◆ **DATA FOR THE TASK**
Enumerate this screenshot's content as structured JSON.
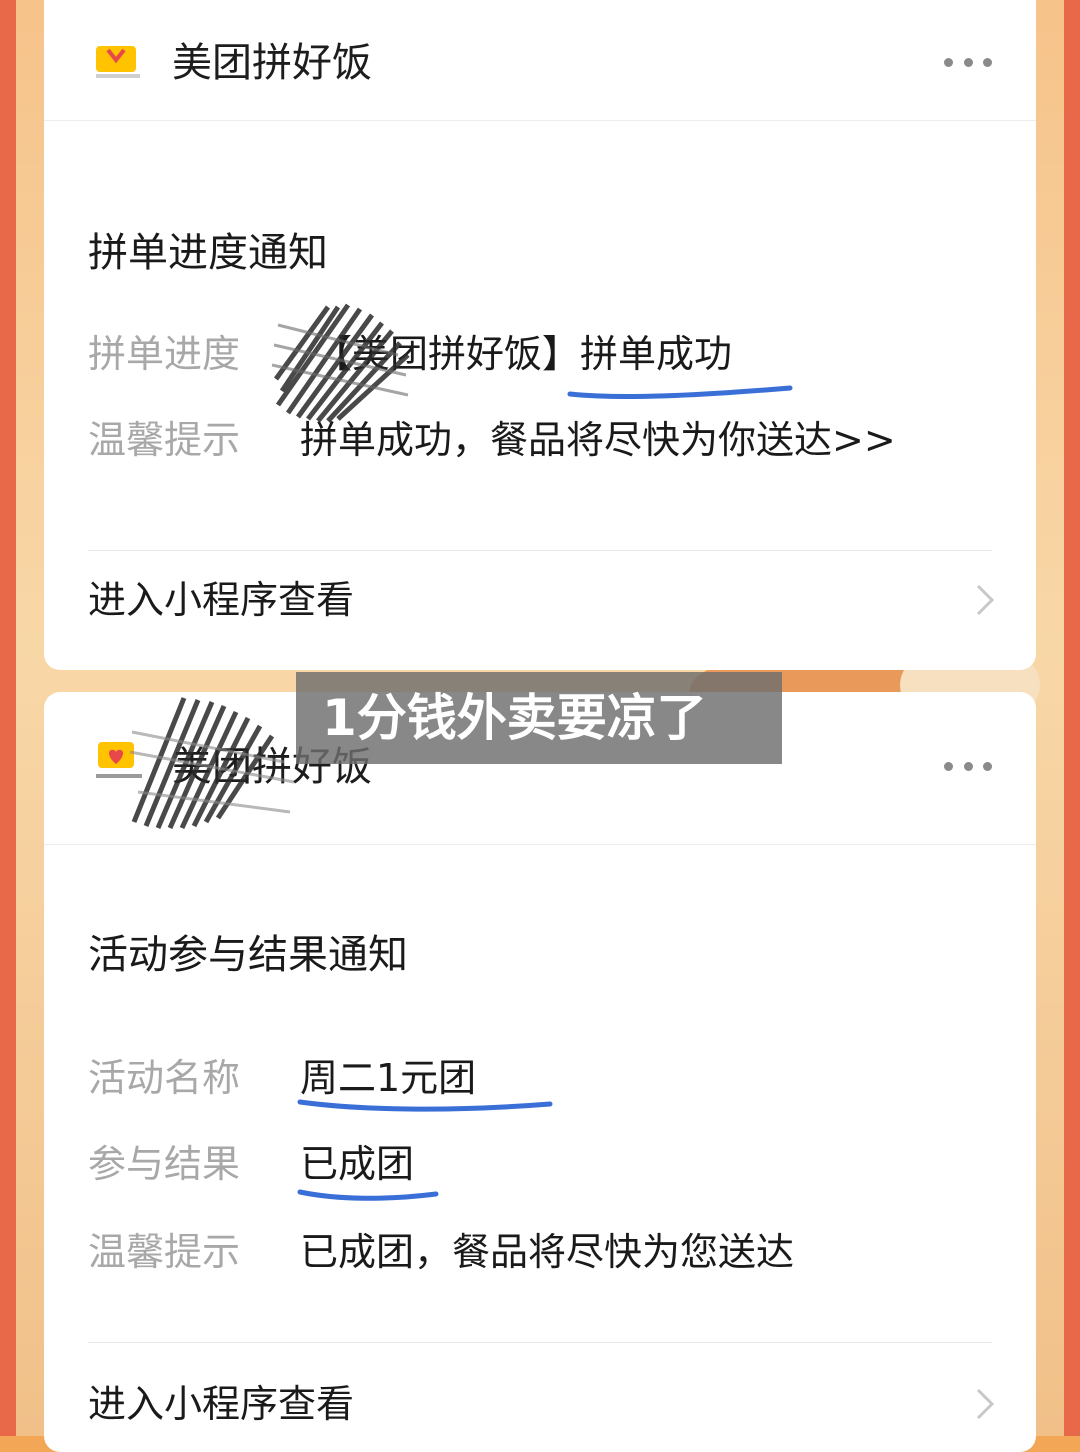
{
  "cards": [
    {
      "header": {
        "app_name": "美团拼好饭",
        "more_icon": "more-dots-icon"
      },
      "notice_title": "拼单进度通知",
      "rows": [
        {
          "label": "拼单进度",
          "value": "【美团拼好饭】拼单成功"
        },
        {
          "label": "温馨提示",
          "value": "拼单成功，餐品将尽快为你送达>>"
        }
      ],
      "link": {
        "label": "进入小程序查看",
        "icon": "chevron-right-icon"
      }
    },
    {
      "header": {
        "app_name": "美团拼好饭",
        "logo_caption": "美团拼好饭",
        "more_icon": "more-dots-icon"
      },
      "notice_title": "活动参与结果通知",
      "rows": [
        {
          "label": "活动名称",
          "value": "周二1元团"
        },
        {
          "label": "参与结果",
          "value": "已成团"
        },
        {
          "label": "温馨提示",
          "value": "已成团，餐品将尽快为您送达"
        }
      ],
      "link": {
        "label": "进入小程序查看",
        "icon": "chevron-right-icon"
      }
    }
  ],
  "overlay": {
    "caption": "1分钱外卖要凉了"
  },
  "colors": {
    "underline": "#3a6fd8",
    "brand_yellow": "#ffc300",
    "brand_red": "#e8484a"
  }
}
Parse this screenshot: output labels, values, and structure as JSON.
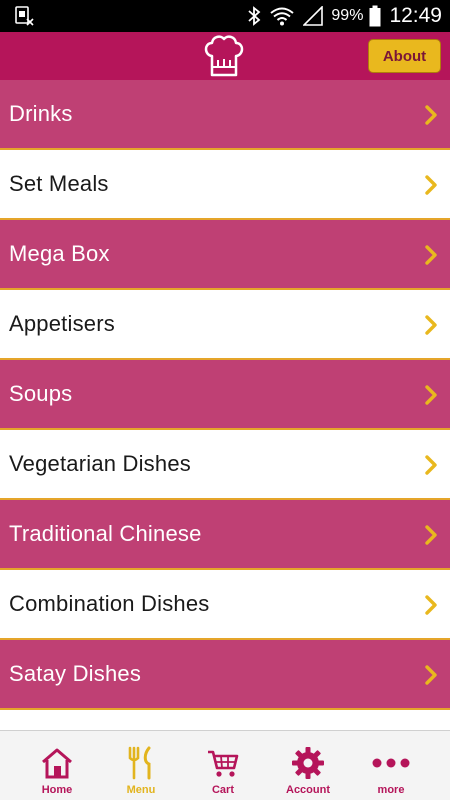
{
  "status_bar": {
    "battery": "99%",
    "time": "12:49",
    "icons": [
      "sim-card-icon",
      "bluetooth-icon",
      "wifi-icon",
      "signal-icon",
      "battery-icon"
    ]
  },
  "header": {
    "logo_icon": "chef-hat-icon",
    "about_label": "About"
  },
  "colors": {
    "header": "#b5155a",
    "pink_row": "#bf4074",
    "accent": "#e9b81e",
    "divider": "#e5a52a"
  },
  "menu": {
    "items": [
      {
        "label": "Drinks"
      },
      {
        "label": "Set Meals"
      },
      {
        "label": "Mega Box"
      },
      {
        "label": "Appetisers"
      },
      {
        "label": "Soups"
      },
      {
        "label": "Vegetarian Dishes"
      },
      {
        "label": "Traditional Chinese"
      },
      {
        "label": "Combination Dishes"
      },
      {
        "label": "Satay Dishes"
      }
    ]
  },
  "bottom_nav": {
    "active": "Menu",
    "items": [
      {
        "label": "Home",
        "icon": "home-icon"
      },
      {
        "label": "Menu",
        "icon": "fork-knife-icon"
      },
      {
        "label": "Cart",
        "icon": "cart-icon"
      },
      {
        "label": "Account",
        "icon": "gear-icon"
      },
      {
        "label": "more",
        "icon": "more-dots-icon"
      }
    ]
  }
}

◆ **YOUR GOAL**
Return from the data every line that holds "拼单成功".

◆ **COMPLETE ANSWER**
          "value": "【美团拼好饭】拼单成功"
          "value": "拼单成功，餐品将尽快为你送达>>"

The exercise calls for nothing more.